Stored items from a collection
--- --- ---

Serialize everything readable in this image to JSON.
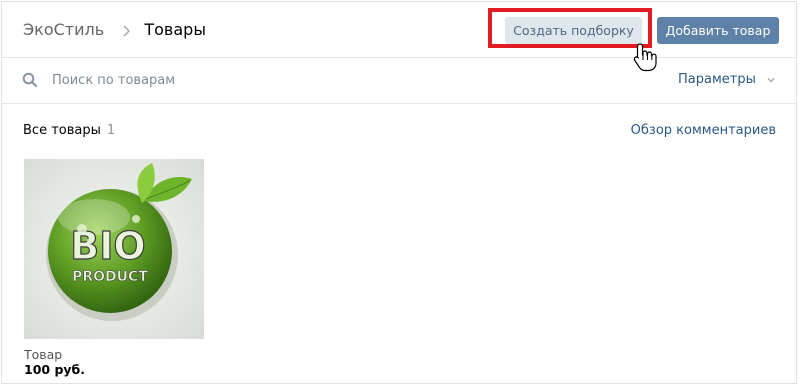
{
  "header": {
    "breadcrumb_root": "ЭкоСтиль",
    "breadcrumb_current": "Товары",
    "create_collection_label": "Создать подборку",
    "add_product_label": "Добавить товар"
  },
  "search": {
    "placeholder": "Поиск по товарам",
    "params_label": "Параметры"
  },
  "section": {
    "title": "Все товары",
    "count": "1",
    "review_link": "Обзор комментариев"
  },
  "products": [
    {
      "name": "Товар",
      "price": "100 руб.",
      "image_text_line1": "BIO",
      "image_text_line2": "PRODUCT"
    }
  ],
  "colors": {
    "primary_button": "#5e81a8",
    "secondary_button": "#dfe6ed",
    "link": "#2a5885",
    "highlight_frame": "#e11b22",
    "leaf_green": "#6fb52c"
  },
  "icons": [
    "chevron-right-icon",
    "search-icon",
    "chevron-down-icon",
    "hand-cursor-icon"
  ]
}
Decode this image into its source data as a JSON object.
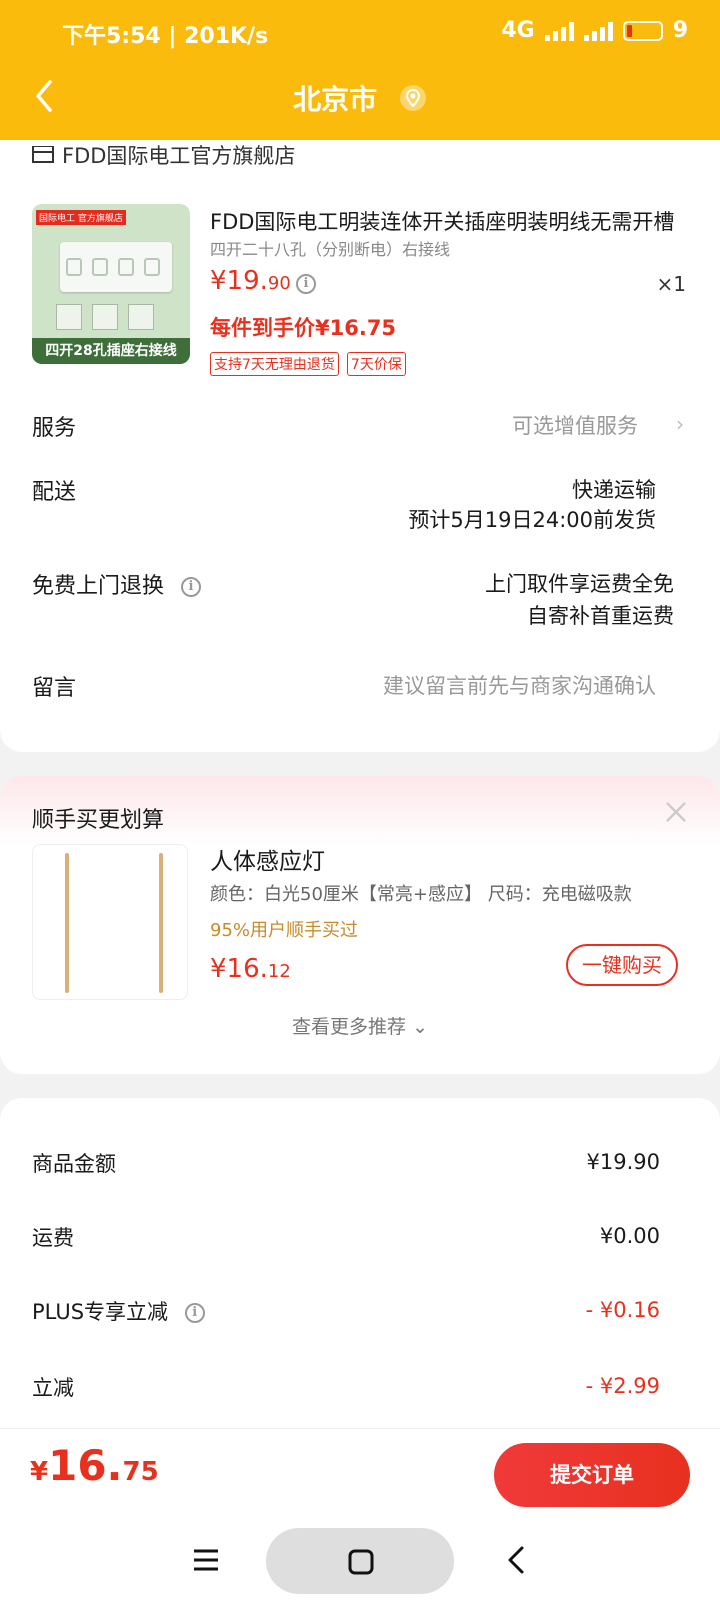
{
  "status_bar": {
    "time_speed": "下午5:54 | 201K/s",
    "network": "4G",
    "battery": "9"
  },
  "nav": {
    "title": "北京市"
  },
  "store": {
    "name": "FDD国际电工官方旗舰店"
  },
  "product": {
    "title": "FDD国际电工明装连体开关插座明装明线无需开槽",
    "spec": "四开二十八孔（分别断电）右接线",
    "price_int": "¥19.",
    "price_dec": "90",
    "qty": "×1",
    "final_price": "每件到手价¥16.75",
    "tags": [
      "支持7天无理由退货",
      "7天价保"
    ],
    "image": {
      "brand_tag": "国际电工 官方旗舰店",
      "caption": "四开28孔插座右接线"
    }
  },
  "rows": {
    "service": {
      "label": "服务",
      "value": "可选增值服务"
    },
    "delivery": {
      "label": "配送",
      "value1": "快递运输",
      "value2": "预计5月19日24:00前发货"
    },
    "free_return": {
      "label": "免费上门退换",
      "value1": "上门取件享运费全免",
      "value2": "自寄补首重运费"
    },
    "message": {
      "label": "留言",
      "placeholder": "建议留言前先与商家沟通确认"
    }
  },
  "recommend": {
    "title": "顺手买更划算",
    "name": "人体感应灯",
    "spec": "颜色：白光50厘米【常亮+感应】 尺码：充电磁吸款",
    "social": "95%用户顺手买过",
    "price_int": "¥16.",
    "price_dec": "12",
    "buy_label": "一键购买",
    "more_label": "查看更多推荐"
  },
  "fees": [
    {
      "label": "商品金额",
      "value": "¥19.90",
      "info": false,
      "red": false
    },
    {
      "label": "运费",
      "value": "¥0.00",
      "info": false,
      "red": false
    },
    {
      "label": "PLUS专享立减",
      "value": "- ¥0.16",
      "info": true,
      "red": true
    },
    {
      "label": "立减",
      "value": "- ¥2.99",
      "info": false,
      "red": true
    }
  ],
  "bottom": {
    "currency": "¥",
    "total_int": "16.",
    "total_dec": "75",
    "submit_label": "提交订单"
  },
  "colors": {
    "header": "#fbbb0c",
    "accent_red": "#e8301f",
    "social_gold": "#c88b2a"
  }
}
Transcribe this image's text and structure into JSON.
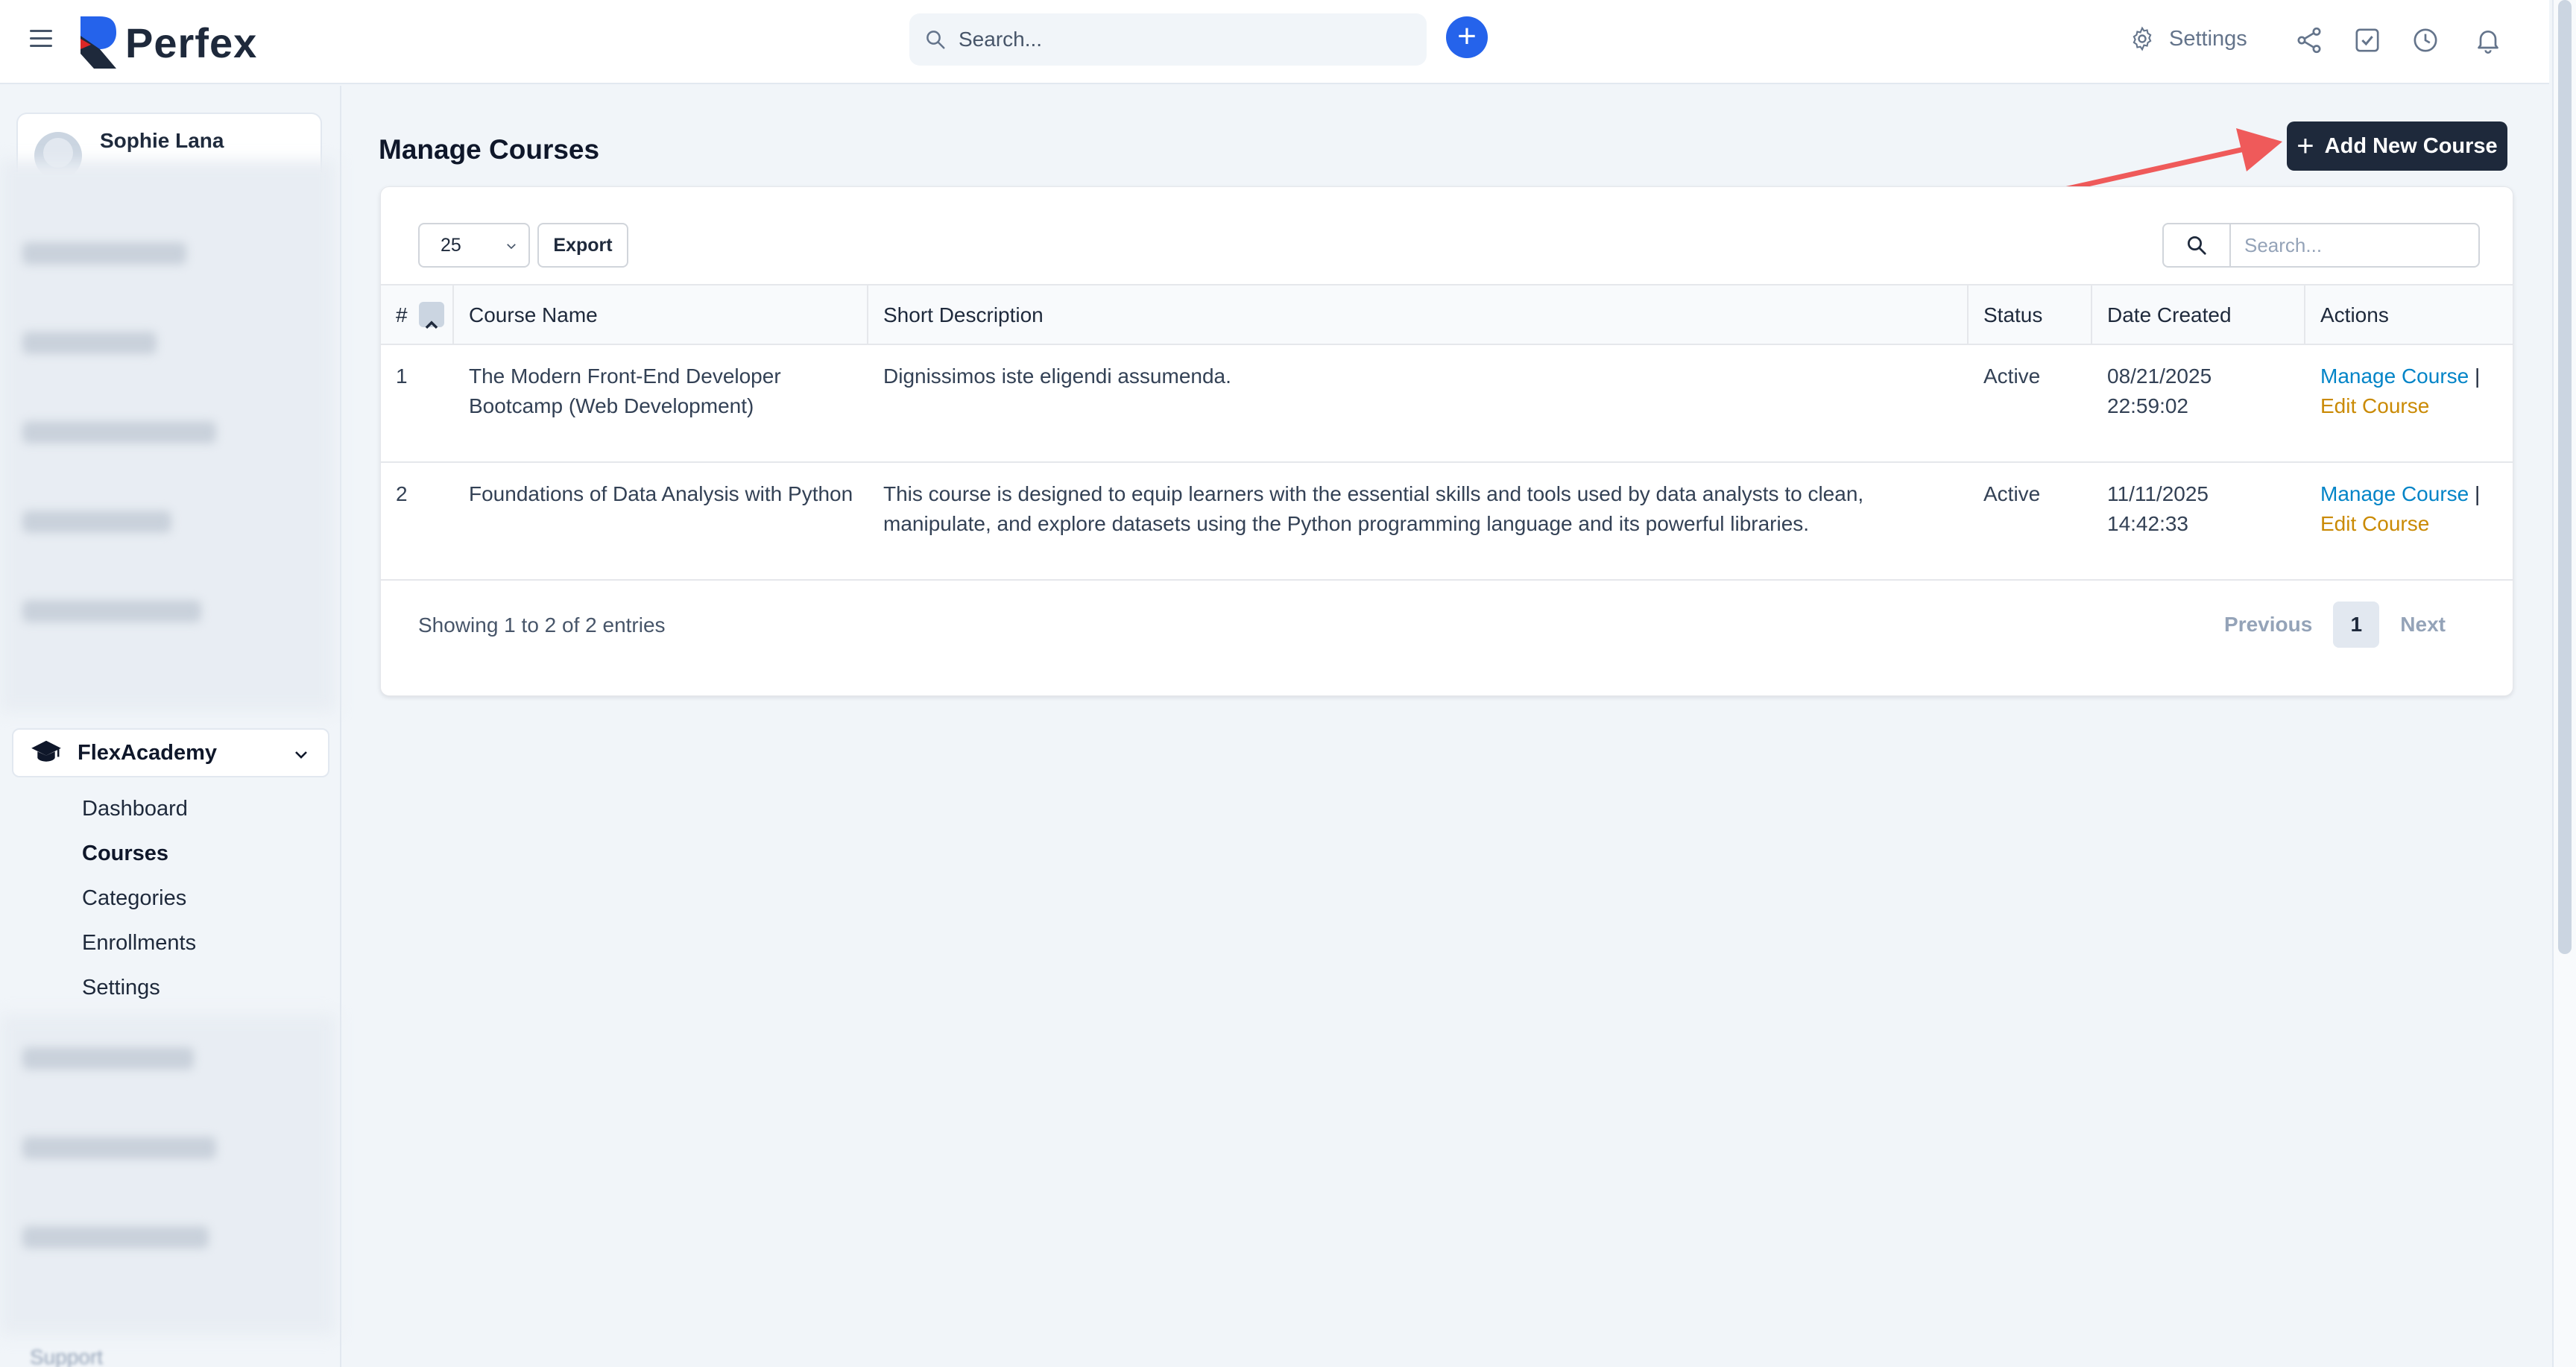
{
  "app": {
    "name": "Perfex",
    "search_placeholder": "Search...",
    "settings_label": "Settings"
  },
  "sidebar": {
    "user_name": "Sophie Lana",
    "module": {
      "title": "FlexAcademy",
      "items": [
        {
          "label": "Dashboard",
          "active": false
        },
        {
          "label": "Courses",
          "active": true
        },
        {
          "label": "Categories",
          "active": false
        },
        {
          "label": "Enrollments",
          "active": false
        },
        {
          "label": "Settings",
          "active": false
        }
      ]
    },
    "support_label": "Support"
  },
  "page": {
    "title": "Manage Courses",
    "add_button_label": "Add New Course"
  },
  "table_controls": {
    "page_size": "25",
    "export_label": "Export",
    "search_placeholder": "Search..."
  },
  "table": {
    "columns": [
      "#",
      "Course Name",
      "Short Description",
      "Status",
      "Date Created",
      "Actions"
    ],
    "rows": [
      {
        "num": "1",
        "course_name": "The Modern Front-End Developer Bootcamp (Web Development)",
        "description": "Dignissimos iste eligendi assumenda.",
        "status": "Active",
        "date": "08/21/2025",
        "time": "22:59:02",
        "action_manage": "Manage Course",
        "action_sep": "|",
        "action_edit": "Edit Course"
      },
      {
        "num": "2",
        "course_name": "Foundations of Data Analysis with Python",
        "description": "This course is designed to equip learners with the essential skills and tools used by data analysts to clean, manipulate, and explore datasets using the Python programming language and its powerful libraries.",
        "status": "Active",
        "date": "11/11/2025",
        "time": "14:42:33",
        "action_manage": "Manage Course",
        "action_sep": "|",
        "action_edit": "Edit Course"
      }
    ]
  },
  "pagination": {
    "info": "Showing 1 to 2 of 2 entries",
    "previous": "Previous",
    "current_page": "1",
    "next": "Next"
  },
  "colors": {
    "primary_dark": "#1e293b",
    "accent_blue": "#2563eb",
    "link_blue": "#0284c7",
    "link_gold": "#ca8a04",
    "annotation_red": "#ef5a5a"
  }
}
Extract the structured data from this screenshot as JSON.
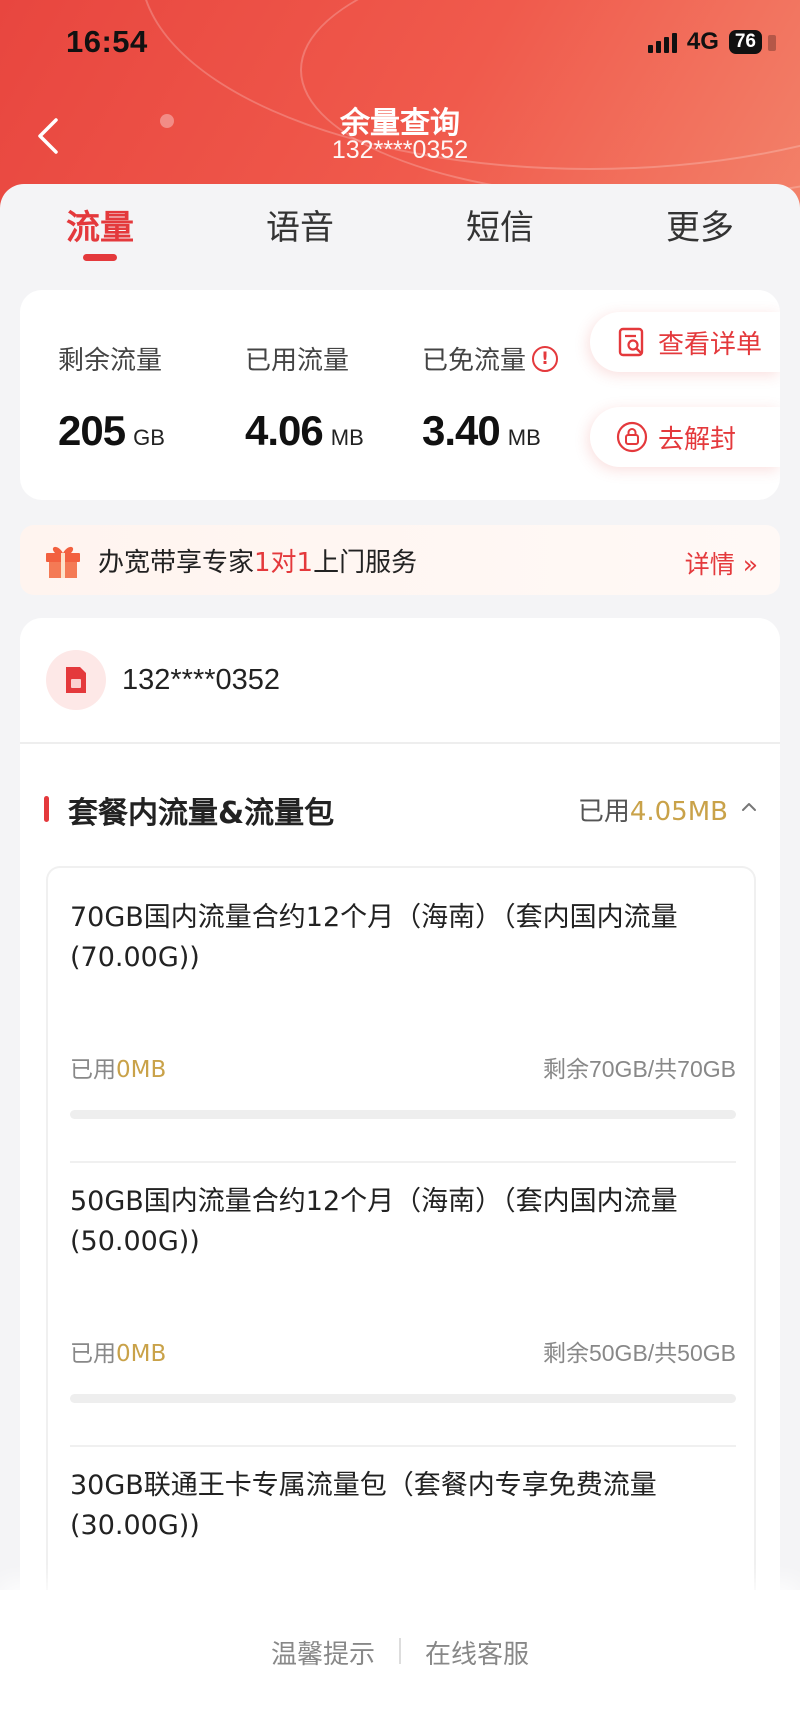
{
  "status_bar": {
    "time": "16:54",
    "network": "4G",
    "battery": "76"
  },
  "nav": {
    "title": "余量查询",
    "subtitle": "132****0352"
  },
  "tabs": [
    {
      "label": "流量",
      "active": true
    },
    {
      "label": "语音",
      "active": false
    },
    {
      "label": "短信",
      "active": false
    },
    {
      "label": "更多",
      "active": false
    }
  ],
  "stats": {
    "remaining": {
      "label": "剩余流量",
      "value": "205",
      "unit": "GB"
    },
    "used": {
      "label": "已用流量",
      "value": "4.06",
      "unit": "MB"
    },
    "free": {
      "label": "已免流量",
      "value": "3.40",
      "unit": "MB",
      "info_icon": "!"
    }
  },
  "actions": {
    "details": "查看详单",
    "unlock": "去解封"
  },
  "banner": {
    "text_before": "办宽带享专家",
    "text_highlight": "1对1",
    "text_after": "上门服务",
    "more": "详情 »"
  },
  "account": {
    "number": "132****0352"
  },
  "section": {
    "title": "套餐内流量&流量包",
    "used_prefix": "已用",
    "used_value": "4.05MB"
  },
  "packages": [
    {
      "name": "70GB国内流量合约12个月（海南）（套内国内流量(70.00G))",
      "used_prefix": "已用",
      "used_value": "0MB",
      "remaining": "剩余70GB/共70GB",
      "used_fraction": 0
    },
    {
      "name": "50GB国内流量合约12个月（海南）（套内国内流量(50.00G))",
      "used_prefix": "已用",
      "used_value": "0MB",
      "remaining": "剩余50GB/共50GB",
      "used_fraction": 0
    },
    {
      "name": "30GB联通王卡专属流量包（套餐内专享免费流量(30.00G))"
    }
  ],
  "footer": {
    "tips": "温馨提示",
    "service": "在线客服"
  },
  "colors": {
    "brand_red": "#e4393c",
    "gold": "#c9a249"
  },
  "icons": {
    "back": "chevron-left-icon",
    "details": "receipt-search-icon",
    "unlock": "lock-icon",
    "gift": "gift-icon",
    "sim": "sim-card-icon",
    "collapse": "chevron-up-icon"
  }
}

--- --- ---

**Job:** Filter the records down to the lines that contain the string "into", and copy those lines.

**Final answer:**
Decode this image into its source data as a JSON object.
Transcribe this image's text and structure into JSON.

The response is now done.